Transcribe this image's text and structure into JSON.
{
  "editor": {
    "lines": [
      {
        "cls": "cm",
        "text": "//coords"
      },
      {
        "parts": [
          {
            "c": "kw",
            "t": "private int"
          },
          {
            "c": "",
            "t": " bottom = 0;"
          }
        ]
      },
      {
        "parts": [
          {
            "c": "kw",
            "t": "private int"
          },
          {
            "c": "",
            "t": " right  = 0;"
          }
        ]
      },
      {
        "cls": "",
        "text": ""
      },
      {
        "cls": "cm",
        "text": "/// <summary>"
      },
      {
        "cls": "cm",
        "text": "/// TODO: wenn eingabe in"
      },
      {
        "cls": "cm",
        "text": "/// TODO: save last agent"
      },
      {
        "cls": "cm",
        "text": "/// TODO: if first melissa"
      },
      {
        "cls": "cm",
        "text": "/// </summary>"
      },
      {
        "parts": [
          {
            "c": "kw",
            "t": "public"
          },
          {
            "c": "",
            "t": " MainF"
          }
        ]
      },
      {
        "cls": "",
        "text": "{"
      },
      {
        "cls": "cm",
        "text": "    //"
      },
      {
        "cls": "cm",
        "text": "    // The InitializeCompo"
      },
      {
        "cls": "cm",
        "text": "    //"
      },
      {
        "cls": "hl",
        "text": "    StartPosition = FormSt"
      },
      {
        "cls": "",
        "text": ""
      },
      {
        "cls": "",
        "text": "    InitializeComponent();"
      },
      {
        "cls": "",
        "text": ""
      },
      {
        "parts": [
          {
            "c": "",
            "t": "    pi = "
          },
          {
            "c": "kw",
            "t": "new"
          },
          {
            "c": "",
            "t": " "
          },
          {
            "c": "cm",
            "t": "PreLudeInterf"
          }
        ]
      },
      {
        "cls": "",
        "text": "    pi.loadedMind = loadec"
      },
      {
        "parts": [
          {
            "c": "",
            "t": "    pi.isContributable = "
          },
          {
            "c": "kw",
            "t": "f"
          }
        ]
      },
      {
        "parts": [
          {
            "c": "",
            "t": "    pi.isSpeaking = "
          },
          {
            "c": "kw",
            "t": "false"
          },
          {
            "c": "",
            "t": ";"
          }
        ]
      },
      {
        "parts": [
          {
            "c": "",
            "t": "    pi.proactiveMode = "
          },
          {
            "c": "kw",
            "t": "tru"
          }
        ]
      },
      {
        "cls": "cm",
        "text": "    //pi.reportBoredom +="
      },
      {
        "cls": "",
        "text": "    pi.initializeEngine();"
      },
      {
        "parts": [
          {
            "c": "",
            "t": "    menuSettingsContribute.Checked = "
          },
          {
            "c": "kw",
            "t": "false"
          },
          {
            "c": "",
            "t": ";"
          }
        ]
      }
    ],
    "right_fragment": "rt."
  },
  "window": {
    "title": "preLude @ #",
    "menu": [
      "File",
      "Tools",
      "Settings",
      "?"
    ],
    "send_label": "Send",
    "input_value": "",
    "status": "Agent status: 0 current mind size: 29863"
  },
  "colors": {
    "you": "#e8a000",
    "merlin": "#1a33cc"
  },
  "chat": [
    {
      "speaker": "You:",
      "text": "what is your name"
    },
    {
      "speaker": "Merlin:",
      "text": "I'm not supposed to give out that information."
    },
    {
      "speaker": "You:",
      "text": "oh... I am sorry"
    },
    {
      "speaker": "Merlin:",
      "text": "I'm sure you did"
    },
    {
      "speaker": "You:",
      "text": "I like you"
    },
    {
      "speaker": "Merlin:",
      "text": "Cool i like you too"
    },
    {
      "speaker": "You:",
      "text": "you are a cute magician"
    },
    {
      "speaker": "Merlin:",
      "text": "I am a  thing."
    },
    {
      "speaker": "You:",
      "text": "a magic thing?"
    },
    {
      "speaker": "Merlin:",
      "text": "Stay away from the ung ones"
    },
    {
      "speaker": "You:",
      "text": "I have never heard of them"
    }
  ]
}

****************

**Instructions for the task:**
Transcribe every record above exactly as it appears.

**Expected answer:**
Transcribe this image's text and structure into JSON.
{
  "editor": {
    "lines": [
      {
        "cls": "cm",
        "text": "//coords"
      },
      {
        "parts": [
          {
            "c": "kw",
            "t": "private int"
          },
          {
            "c": "",
            "t": " bottom = 0;"
          }
        ]
      },
      {
        "parts": [
          {
            "c": "kw",
            "t": "private int"
          },
          {
            "c": "",
            "t": " right  = 0;"
          }
        ]
      },
      {
        "cls": "",
        "text": ""
      },
      {
        "cls": "cm",
        "text": "/// <summary>"
      },
      {
        "cls": "cm",
        "text": "/// TODO: wenn eingabe in"
      },
      {
        "cls": "cm",
        "text": "/// TODO: save last agent"
      },
      {
        "cls": "cm",
        "text": "/// TODO: if first melissa"
      },
      {
        "cls": "cm",
        "text": "/// </summary>"
      },
      {
        "parts": [
          {
            "c": "kw",
            "t": "public"
          },
          {
            "c": "",
            "t": " MainF"
          }
        ]
      },
      {
        "cls": "",
        "text": "{"
      },
      {
        "cls": "cm",
        "text": "    //"
      },
      {
        "cls": "cm",
        "text": "    // The InitializeCompo"
      },
      {
        "cls": "cm",
        "text": "    //"
      },
      {
        "cls": "hl",
        "text": "    StartPosition = FormSt"
      },
      {
        "cls": "",
        "text": ""
      },
      {
        "cls": "",
        "text": "    InitializeComponent();"
      },
      {
        "cls": "",
        "text": ""
      },
      {
        "parts": [
          {
            "c": "",
            "t": "    pi = "
          },
          {
            "c": "kw",
            "t": "new"
          },
          {
            "c": "",
            "t": " "
          },
          {
            "c": "cm",
            "t": "PreLudeInterf"
          }
        ]
      },
      {
        "cls": "",
        "text": "    pi.loadedMind = loadec"
      },
      {
        "parts": [
          {
            "c": "",
            "t": "    pi.isContributable = "
          },
          {
            "c": "kw",
            "t": "f"
          }
        ]
      },
      {
        "parts": [
          {
            "c": "",
            "t": "    pi.isSpeaking = "
          },
          {
            "c": "kw",
            "t": "false"
          },
          {
            "c": "",
            "t": ";"
          }
        ]
      },
      {
        "parts": [
          {
            "c": "",
            "t": "    pi.proactiveMode = "
          },
          {
            "c": "kw",
            "t": "tru"
          }
        ]
      },
      {
        "cls": "cm",
        "text": "    //pi.reportBoredom +="
      },
      {
        "cls": "",
        "text": "    pi.initializeEngine();"
      },
      {
        "parts": [
          {
            "c": "",
            "t": "    menuSettingsContribute.Checked = "
          },
          {
            "c": "kw",
            "t": "false"
          },
          {
            "c": "",
            "t": ";"
          }
        ]
      }
    ],
    "right_fragment": "rt."
  },
  "window": {
    "title": "preLude @ #",
    "menu": [
      "File",
      "Tools",
      "Settings",
      "?"
    ],
    "send_label": "Send",
    "input_value": "",
    "status": "Agent status: 0 current mind size: 29863"
  },
  "colors": {
    "you": "#e8a000",
    "merlin": "#1a33cc"
  },
  "chat": [
    {
      "speaker": "You:",
      "text": "what is your name"
    },
    {
      "speaker": "Merlin:",
      "text": "I'm not supposed to give out that information."
    },
    {
      "speaker": "You:",
      "text": "oh... I am sorry"
    },
    {
      "speaker": "Merlin:",
      "text": "I'm sure you did"
    },
    {
      "speaker": "You:",
      "text": "I like you"
    },
    {
      "speaker": "Merlin:",
      "text": "Cool i like you too"
    },
    {
      "speaker": "You:",
      "text": "you are a cute magician"
    },
    {
      "speaker": "Merlin:",
      "text": "I am a  thing."
    },
    {
      "speaker": "You:",
      "text": "a magic thing?"
    },
    {
      "speaker": "Merlin:",
      "text": "Stay away from the ung ones"
    },
    {
      "speaker": "You:",
      "text": "I have never heard of them"
    }
  ]
}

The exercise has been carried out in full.